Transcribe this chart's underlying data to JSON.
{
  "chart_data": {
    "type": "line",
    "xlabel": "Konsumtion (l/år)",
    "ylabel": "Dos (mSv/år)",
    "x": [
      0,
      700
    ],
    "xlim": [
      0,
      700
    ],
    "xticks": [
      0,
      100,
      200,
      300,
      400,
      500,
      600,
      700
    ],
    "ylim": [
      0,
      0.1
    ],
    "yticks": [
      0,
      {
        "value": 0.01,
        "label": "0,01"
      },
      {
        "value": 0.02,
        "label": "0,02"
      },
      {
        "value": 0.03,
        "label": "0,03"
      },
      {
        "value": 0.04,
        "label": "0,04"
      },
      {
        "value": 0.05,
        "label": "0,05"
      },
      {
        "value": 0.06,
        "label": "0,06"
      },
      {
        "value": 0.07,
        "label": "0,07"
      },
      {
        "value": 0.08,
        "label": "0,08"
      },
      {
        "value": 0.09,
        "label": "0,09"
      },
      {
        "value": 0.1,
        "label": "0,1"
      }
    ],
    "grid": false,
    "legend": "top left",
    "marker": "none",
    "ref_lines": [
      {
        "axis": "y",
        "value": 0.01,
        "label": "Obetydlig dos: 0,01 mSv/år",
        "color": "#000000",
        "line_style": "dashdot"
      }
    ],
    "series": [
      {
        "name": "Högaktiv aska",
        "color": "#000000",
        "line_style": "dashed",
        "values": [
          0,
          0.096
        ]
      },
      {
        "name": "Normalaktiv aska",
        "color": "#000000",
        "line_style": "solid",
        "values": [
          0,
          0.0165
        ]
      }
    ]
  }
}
...
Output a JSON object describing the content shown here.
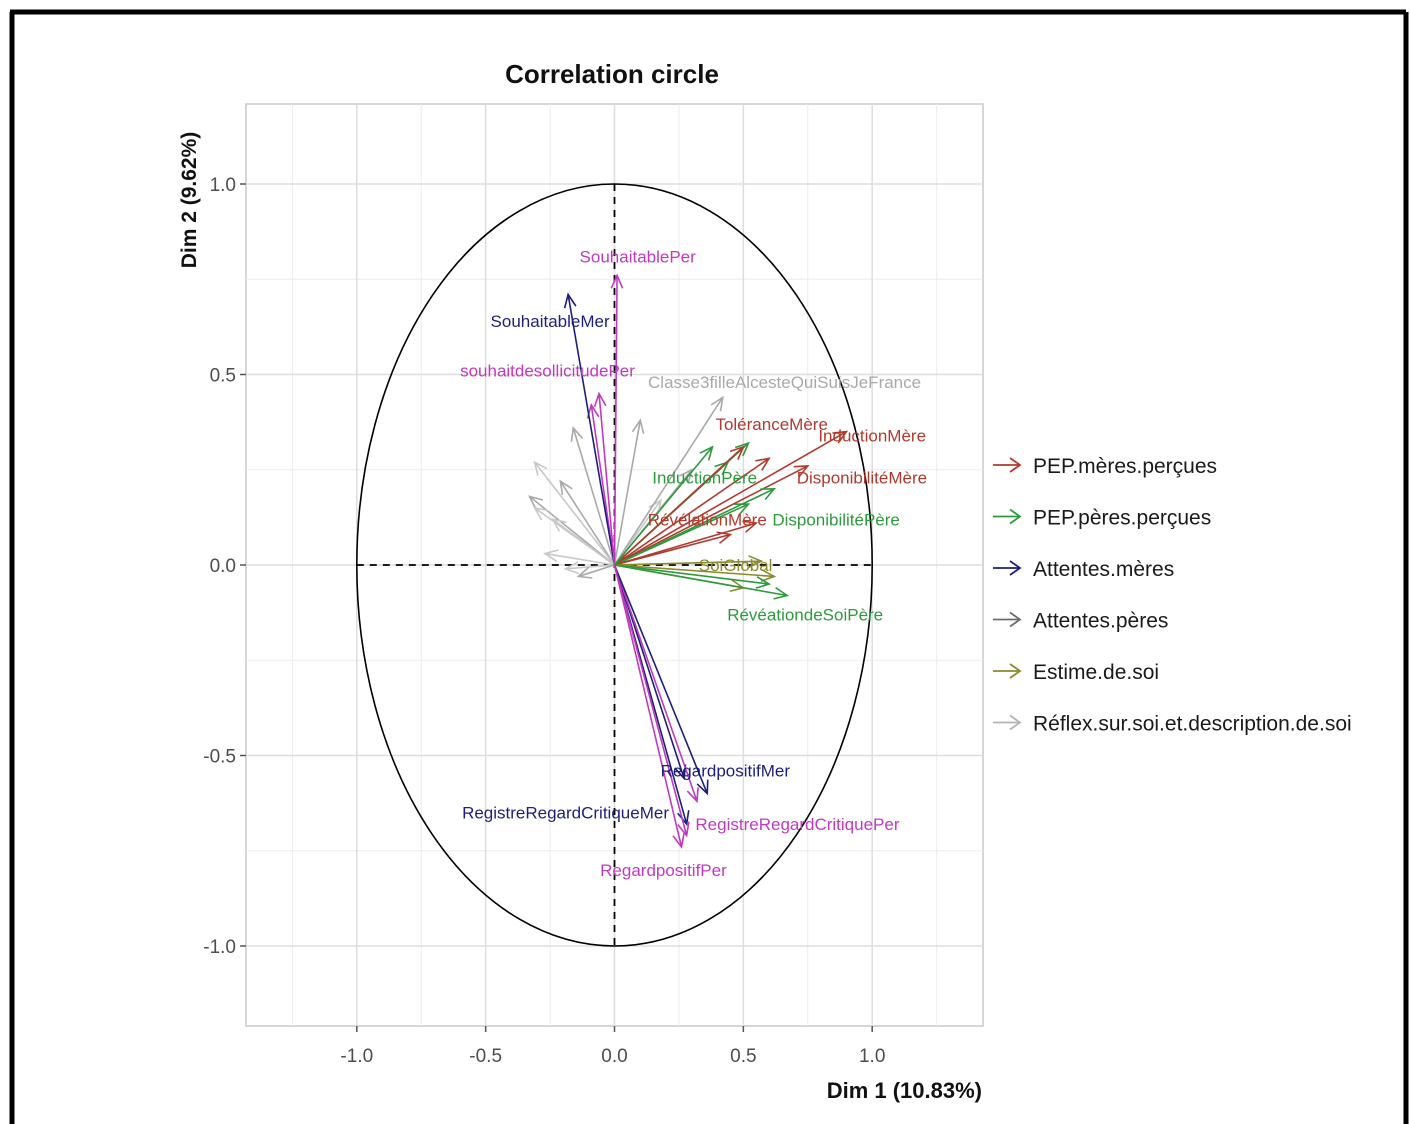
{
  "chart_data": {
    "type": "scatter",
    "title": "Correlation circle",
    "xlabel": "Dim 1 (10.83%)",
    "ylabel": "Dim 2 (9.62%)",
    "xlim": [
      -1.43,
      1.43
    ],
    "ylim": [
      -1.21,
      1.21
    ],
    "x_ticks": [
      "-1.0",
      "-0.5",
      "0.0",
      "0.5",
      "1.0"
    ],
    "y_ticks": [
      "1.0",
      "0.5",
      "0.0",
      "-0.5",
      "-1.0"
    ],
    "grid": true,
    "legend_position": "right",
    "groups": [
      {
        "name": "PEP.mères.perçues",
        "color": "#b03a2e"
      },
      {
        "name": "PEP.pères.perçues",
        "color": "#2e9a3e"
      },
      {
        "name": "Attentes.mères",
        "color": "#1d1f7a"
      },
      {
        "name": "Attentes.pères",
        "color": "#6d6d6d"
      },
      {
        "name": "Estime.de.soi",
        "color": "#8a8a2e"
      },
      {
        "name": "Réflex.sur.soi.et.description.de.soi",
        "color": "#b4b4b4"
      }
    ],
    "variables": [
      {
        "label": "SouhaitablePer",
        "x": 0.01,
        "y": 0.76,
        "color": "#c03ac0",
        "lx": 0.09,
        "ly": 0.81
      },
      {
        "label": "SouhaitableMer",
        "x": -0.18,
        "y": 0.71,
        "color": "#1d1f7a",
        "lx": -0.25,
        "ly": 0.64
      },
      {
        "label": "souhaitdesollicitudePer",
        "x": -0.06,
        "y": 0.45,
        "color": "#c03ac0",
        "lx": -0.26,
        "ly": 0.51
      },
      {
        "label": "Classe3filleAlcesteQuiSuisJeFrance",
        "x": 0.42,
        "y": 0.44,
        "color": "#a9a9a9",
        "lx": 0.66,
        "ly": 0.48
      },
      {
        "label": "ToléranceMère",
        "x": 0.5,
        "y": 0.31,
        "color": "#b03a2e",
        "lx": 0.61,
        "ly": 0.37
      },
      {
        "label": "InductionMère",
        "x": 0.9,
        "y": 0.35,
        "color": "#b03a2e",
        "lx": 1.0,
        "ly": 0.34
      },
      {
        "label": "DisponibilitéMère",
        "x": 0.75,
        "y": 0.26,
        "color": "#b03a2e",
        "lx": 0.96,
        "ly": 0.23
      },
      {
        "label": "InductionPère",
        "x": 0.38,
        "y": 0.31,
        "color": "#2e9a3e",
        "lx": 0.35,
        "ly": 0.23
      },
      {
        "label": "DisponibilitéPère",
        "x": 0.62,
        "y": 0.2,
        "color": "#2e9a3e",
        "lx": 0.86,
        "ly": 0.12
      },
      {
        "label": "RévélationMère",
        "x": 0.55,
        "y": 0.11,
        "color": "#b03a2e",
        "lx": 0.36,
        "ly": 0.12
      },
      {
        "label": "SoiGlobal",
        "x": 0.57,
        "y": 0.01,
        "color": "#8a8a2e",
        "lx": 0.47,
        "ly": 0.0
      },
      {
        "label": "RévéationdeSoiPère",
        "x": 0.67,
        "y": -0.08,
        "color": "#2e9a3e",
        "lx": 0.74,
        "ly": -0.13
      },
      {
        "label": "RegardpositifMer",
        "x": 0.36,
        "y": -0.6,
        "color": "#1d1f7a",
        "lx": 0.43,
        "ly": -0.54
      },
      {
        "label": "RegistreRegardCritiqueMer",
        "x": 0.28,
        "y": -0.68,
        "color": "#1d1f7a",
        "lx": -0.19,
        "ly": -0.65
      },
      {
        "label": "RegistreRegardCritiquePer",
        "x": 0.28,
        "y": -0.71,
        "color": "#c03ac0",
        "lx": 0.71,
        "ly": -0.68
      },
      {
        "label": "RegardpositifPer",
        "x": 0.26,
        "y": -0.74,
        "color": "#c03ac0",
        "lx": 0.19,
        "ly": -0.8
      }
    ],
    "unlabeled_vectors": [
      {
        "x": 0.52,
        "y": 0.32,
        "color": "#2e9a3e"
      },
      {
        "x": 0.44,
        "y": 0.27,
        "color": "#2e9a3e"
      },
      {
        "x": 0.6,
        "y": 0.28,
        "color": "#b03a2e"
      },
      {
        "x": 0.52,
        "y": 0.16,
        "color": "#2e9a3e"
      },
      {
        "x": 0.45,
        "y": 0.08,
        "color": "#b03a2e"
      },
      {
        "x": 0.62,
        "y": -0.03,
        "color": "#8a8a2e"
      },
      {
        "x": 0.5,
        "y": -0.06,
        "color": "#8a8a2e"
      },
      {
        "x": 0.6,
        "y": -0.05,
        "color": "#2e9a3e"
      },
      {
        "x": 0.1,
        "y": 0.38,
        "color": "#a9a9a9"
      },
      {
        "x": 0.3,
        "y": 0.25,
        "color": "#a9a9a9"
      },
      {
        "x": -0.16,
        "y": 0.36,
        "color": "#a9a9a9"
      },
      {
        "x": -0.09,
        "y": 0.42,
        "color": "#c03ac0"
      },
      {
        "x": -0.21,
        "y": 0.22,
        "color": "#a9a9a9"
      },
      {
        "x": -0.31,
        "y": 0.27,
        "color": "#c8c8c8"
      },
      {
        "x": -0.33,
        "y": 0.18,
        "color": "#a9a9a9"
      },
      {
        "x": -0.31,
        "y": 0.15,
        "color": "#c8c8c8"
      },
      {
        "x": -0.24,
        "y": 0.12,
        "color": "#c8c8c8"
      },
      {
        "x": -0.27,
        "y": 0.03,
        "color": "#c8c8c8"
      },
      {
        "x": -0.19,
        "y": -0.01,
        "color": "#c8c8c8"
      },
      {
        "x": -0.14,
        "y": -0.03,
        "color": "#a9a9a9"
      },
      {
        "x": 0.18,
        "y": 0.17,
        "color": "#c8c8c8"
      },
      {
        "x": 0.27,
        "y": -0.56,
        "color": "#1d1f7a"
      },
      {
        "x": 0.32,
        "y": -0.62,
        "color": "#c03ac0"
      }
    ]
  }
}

_To do:_ Return each line in the records that holds the string "mères".

_Exercise result:_
        "name": "PEP.mères.perçues",
        "name": "Attentes.mères",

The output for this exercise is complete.